What you are asked to do
In the listing below, how many lines contain the word "Forward"? Please respond with the number only.

Given data
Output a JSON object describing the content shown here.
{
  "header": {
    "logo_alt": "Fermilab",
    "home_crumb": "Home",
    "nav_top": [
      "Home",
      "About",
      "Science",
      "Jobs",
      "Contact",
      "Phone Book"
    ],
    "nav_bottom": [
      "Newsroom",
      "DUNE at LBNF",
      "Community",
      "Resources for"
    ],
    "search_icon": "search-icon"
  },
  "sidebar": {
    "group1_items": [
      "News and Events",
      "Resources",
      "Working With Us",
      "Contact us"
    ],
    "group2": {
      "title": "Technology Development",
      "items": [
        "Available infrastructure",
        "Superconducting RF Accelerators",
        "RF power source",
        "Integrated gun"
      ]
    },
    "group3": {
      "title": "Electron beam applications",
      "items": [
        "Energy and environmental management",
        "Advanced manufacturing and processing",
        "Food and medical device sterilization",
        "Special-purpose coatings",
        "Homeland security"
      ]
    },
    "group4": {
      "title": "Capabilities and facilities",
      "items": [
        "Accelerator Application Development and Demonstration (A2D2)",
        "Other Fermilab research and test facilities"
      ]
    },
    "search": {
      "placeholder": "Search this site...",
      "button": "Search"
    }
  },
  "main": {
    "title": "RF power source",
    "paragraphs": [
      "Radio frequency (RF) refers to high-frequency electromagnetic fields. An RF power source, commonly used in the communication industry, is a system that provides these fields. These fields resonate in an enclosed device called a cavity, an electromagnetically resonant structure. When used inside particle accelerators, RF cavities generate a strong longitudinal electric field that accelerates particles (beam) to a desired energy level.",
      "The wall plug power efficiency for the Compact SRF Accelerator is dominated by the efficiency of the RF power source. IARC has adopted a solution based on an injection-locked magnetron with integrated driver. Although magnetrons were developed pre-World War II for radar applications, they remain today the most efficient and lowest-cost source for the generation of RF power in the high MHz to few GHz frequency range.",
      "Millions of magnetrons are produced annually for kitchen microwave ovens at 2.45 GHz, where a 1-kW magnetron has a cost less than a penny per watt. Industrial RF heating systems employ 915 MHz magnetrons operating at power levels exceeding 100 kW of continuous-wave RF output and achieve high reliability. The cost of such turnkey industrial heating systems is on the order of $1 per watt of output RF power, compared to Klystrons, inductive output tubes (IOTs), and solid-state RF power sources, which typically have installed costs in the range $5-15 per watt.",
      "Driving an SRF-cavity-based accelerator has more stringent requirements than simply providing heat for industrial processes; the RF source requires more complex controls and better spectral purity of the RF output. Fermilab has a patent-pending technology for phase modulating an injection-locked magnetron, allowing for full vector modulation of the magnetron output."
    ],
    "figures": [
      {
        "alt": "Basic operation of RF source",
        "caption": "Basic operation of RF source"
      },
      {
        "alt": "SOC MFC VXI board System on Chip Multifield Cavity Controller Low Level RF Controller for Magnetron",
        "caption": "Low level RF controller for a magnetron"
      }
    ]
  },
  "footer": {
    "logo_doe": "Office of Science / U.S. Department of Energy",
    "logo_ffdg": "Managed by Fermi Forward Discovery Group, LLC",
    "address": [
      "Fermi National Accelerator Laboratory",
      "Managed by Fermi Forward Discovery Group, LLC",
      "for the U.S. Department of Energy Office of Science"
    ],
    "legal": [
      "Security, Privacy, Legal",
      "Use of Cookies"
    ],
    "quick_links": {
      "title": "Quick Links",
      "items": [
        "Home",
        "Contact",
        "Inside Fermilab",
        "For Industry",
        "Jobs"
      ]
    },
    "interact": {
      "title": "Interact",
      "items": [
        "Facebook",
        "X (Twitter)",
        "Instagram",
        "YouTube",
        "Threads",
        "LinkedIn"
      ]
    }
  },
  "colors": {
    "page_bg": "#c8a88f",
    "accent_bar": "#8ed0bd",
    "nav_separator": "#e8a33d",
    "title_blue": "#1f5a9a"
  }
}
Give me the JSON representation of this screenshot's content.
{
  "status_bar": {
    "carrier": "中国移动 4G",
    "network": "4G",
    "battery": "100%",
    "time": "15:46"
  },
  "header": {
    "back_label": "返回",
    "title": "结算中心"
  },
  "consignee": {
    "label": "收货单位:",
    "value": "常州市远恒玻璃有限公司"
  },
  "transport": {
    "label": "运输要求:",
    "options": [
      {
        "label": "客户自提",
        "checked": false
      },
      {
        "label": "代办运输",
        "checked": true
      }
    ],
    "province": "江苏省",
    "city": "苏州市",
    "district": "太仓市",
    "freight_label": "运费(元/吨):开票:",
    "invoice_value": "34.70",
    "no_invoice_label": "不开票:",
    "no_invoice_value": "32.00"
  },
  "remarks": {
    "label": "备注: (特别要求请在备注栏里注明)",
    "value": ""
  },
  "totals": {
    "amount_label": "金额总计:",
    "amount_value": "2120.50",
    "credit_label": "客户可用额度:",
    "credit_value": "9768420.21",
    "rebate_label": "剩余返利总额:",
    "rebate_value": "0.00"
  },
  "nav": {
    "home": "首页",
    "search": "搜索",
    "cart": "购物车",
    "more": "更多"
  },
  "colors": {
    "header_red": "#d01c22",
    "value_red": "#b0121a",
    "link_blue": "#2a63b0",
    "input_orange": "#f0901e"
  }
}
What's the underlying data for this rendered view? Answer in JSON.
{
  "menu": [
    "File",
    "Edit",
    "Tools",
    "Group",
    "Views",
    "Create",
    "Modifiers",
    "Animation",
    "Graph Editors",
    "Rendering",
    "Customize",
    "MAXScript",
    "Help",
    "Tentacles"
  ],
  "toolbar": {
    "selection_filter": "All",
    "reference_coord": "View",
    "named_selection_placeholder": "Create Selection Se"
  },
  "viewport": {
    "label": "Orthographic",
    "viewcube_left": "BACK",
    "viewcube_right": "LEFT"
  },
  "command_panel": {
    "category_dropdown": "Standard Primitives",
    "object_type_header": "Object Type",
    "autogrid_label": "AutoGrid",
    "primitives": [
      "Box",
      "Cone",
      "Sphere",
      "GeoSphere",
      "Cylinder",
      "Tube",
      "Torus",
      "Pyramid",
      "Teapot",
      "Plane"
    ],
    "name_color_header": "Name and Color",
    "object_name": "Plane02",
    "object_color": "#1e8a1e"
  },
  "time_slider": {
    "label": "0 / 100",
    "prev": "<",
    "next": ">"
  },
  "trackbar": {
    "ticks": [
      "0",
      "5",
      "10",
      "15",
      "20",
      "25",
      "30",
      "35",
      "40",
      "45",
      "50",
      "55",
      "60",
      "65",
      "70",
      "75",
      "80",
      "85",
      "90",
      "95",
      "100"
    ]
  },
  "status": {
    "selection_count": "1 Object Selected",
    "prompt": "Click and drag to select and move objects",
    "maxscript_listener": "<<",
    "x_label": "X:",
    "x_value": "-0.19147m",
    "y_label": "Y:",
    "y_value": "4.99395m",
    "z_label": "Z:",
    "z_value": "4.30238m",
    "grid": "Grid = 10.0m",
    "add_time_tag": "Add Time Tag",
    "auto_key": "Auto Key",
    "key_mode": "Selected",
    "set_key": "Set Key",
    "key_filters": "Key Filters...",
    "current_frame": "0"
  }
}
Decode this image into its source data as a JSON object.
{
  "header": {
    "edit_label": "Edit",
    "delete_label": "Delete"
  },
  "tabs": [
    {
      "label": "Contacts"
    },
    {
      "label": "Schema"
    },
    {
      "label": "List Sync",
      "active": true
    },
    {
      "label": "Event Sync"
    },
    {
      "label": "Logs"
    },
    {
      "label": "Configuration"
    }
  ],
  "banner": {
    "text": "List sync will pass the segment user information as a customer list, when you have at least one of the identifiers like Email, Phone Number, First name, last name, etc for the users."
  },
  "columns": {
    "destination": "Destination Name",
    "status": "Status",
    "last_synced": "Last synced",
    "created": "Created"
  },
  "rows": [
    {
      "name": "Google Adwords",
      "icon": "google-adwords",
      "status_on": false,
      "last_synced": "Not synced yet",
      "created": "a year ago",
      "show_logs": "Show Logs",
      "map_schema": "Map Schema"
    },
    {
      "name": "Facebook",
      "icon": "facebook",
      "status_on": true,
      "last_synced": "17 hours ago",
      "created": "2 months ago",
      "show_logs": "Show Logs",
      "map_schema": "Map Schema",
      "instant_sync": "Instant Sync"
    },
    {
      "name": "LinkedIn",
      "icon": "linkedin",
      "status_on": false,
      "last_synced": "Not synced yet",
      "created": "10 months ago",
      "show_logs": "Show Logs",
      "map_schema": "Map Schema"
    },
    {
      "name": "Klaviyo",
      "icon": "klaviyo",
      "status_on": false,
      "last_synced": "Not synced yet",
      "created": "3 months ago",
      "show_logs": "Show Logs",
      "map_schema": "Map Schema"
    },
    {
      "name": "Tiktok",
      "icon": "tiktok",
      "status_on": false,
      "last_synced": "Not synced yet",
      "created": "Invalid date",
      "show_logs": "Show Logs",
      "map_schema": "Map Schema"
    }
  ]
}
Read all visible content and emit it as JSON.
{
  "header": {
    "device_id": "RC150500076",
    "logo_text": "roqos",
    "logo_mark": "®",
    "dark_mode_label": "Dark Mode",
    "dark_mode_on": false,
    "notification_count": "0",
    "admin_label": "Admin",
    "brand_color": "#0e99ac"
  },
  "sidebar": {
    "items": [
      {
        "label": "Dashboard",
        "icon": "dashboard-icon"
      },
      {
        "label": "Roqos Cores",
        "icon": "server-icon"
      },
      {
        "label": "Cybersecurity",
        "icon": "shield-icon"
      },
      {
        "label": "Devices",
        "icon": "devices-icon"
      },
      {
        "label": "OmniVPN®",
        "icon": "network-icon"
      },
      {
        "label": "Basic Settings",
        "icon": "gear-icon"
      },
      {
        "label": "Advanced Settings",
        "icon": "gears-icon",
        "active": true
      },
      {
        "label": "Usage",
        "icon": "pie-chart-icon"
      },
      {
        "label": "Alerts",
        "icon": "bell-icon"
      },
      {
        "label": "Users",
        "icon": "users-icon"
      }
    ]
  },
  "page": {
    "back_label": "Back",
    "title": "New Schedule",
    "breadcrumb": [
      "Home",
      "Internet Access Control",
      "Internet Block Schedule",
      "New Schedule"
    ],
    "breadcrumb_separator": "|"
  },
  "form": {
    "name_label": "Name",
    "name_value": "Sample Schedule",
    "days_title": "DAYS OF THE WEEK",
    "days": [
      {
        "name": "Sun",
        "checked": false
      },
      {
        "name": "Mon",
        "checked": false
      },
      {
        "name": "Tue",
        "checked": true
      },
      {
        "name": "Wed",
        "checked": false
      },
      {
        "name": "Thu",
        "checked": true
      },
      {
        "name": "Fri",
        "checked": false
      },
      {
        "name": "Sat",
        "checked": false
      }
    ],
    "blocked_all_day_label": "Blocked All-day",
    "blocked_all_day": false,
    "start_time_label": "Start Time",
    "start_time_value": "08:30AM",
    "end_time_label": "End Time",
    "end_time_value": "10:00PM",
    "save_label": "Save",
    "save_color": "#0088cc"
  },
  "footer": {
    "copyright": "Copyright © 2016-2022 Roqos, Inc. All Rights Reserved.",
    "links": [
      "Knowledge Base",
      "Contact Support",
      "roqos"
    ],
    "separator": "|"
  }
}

Output below
2